=== Exercise details ===
Take the data below and repeat it exactly.

=== Records shown ===
......

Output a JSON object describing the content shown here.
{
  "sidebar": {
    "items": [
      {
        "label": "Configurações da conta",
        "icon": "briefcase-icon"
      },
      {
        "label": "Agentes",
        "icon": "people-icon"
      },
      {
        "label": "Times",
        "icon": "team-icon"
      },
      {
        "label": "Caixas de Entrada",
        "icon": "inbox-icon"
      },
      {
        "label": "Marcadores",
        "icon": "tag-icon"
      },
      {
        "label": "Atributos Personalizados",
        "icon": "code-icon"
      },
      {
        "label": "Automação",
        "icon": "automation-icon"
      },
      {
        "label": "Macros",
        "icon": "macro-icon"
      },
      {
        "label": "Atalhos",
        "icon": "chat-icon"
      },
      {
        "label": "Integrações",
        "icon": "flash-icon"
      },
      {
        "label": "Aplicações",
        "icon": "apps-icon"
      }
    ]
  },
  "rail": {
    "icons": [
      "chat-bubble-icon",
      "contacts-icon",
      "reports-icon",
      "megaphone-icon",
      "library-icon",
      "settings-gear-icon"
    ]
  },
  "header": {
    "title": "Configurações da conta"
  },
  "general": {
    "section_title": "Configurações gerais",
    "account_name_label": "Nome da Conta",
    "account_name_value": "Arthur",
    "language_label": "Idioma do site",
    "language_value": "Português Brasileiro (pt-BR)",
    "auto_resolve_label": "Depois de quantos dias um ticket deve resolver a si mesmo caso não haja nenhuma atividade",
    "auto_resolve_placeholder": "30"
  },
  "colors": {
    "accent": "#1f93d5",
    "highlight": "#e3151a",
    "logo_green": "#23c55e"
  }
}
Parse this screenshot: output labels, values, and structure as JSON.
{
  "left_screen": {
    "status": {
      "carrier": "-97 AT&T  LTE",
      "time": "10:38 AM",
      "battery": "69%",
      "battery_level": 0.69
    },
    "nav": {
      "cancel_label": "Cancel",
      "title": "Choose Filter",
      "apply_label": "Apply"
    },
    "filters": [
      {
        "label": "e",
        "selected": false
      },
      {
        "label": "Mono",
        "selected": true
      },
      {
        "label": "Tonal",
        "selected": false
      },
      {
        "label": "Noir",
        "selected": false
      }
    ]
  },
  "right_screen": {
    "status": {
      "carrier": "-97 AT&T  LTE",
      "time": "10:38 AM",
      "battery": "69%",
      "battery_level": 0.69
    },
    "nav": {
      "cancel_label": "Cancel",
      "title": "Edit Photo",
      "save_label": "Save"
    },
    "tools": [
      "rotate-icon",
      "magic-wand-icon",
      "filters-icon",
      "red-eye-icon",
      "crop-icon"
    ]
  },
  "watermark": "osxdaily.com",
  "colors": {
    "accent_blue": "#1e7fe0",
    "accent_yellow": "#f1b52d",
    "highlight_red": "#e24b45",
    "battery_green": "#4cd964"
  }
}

......

=== Answer in full ===
Output a JSON object describing the content shown here.
{
  "sidebar": {
    "items": [
      {
        "label": "Configurações da conta",
        "icon": "briefcase-icon"
      },
      {
        "label": "Agentes",
        "icon": "people-icon"
      },
      {
        "label": "Times",
        "icon": "team-icon"
      },
      {
        "label": "Caixas de Entrada",
        "icon": "inbox-icon"
      },
      {
        "label": "Marcadores",
        "icon": "tag-icon"
      },
      {
        "label": "Atributos Personalizados",
        "icon": "code-icon"
      },
      {
        "label": "Automação",
        "icon": "automation-icon"
      },
      {
        "label": "Macros",
        "icon": "macro-icon"
      },
      {
        "label": "Atalhos",
        "icon": "chat-icon"
      },
      {
        "label": "Integrações",
        "icon": "flash-icon"
      },
      {
        "label": "Aplicações",
        "icon": "apps-icon"
      }
    ]
  },
  "rail": {
    "icons": [
      "chat-bubble-icon",
      "contacts-icon",
      "reports-icon",
      "megaphone-icon",
      "library-icon",
      "settings-gear-icon"
    ]
  },
  "header": {
    "title": "Configurações da conta"
  },
  "general": {
    "section_title": "Configurações gerais",
    "account_name_label": "Nome da Conta",
    "account_name_value": "Arthur",
    "language_label": "Idioma do site",
    "language_value": "Português Brasileiro (pt-BR)",
    "auto_resolve_label": "Depois de quantos dias um ticket deve resolver a si mesmo caso não haja nenhuma atividade",
    "auto_resolve_placeholder": "30"
  },
  "colors": {
    "accent": "#1f93d5",
    "highlight": "#e3151a",
    "logo_green": "#23c55e"
  }
}
Parse this screenshot: output labels, values, and structure as JSON.
{
  "left_screen": {
    "status": {
      "carrier": "-97 AT&T  LTE",
      "time": "10:38 AM",
      "battery": "69%",
      "battery_level": 0.69
    },
    "nav": {
      "cancel_label": "Cancel",
      "title": "Choose Filter",
      "apply_label": "Apply"
    },
    "filters": [
      {
        "label": "e",
        "selected": false
      },
      {
        "label": "Mono",
        "selected": true
      },
      {
        "label": "Tonal",
        "selected": false
      },
      {
        "label": "Noir",
        "selected": false
      }
    ]
  },
  "right_screen": {
    "status": {
      "carrier": "-97 AT&T  LTE",
      "time": "10:38 AM",
      "battery": "69%",
      "battery_level": 0.69
    },
    "nav": {
      "cancel_label": "Cancel",
      "title": "Edit Photo",
      "save_label": "Save"
    },
    "tools": [
      "rotate-icon",
      "magic-wand-icon",
      "filters-icon",
      "red-eye-icon",
      "crop-icon"
    ]
  },
  "watermark": "osxdaily.com",
  "colors": {
    "accent_blue": "#1e7fe0",
    "accent_yellow": "#f1b52d",
    "highlight_red": "#e24b45",
    "battery_green": "#4cd964"
  }
}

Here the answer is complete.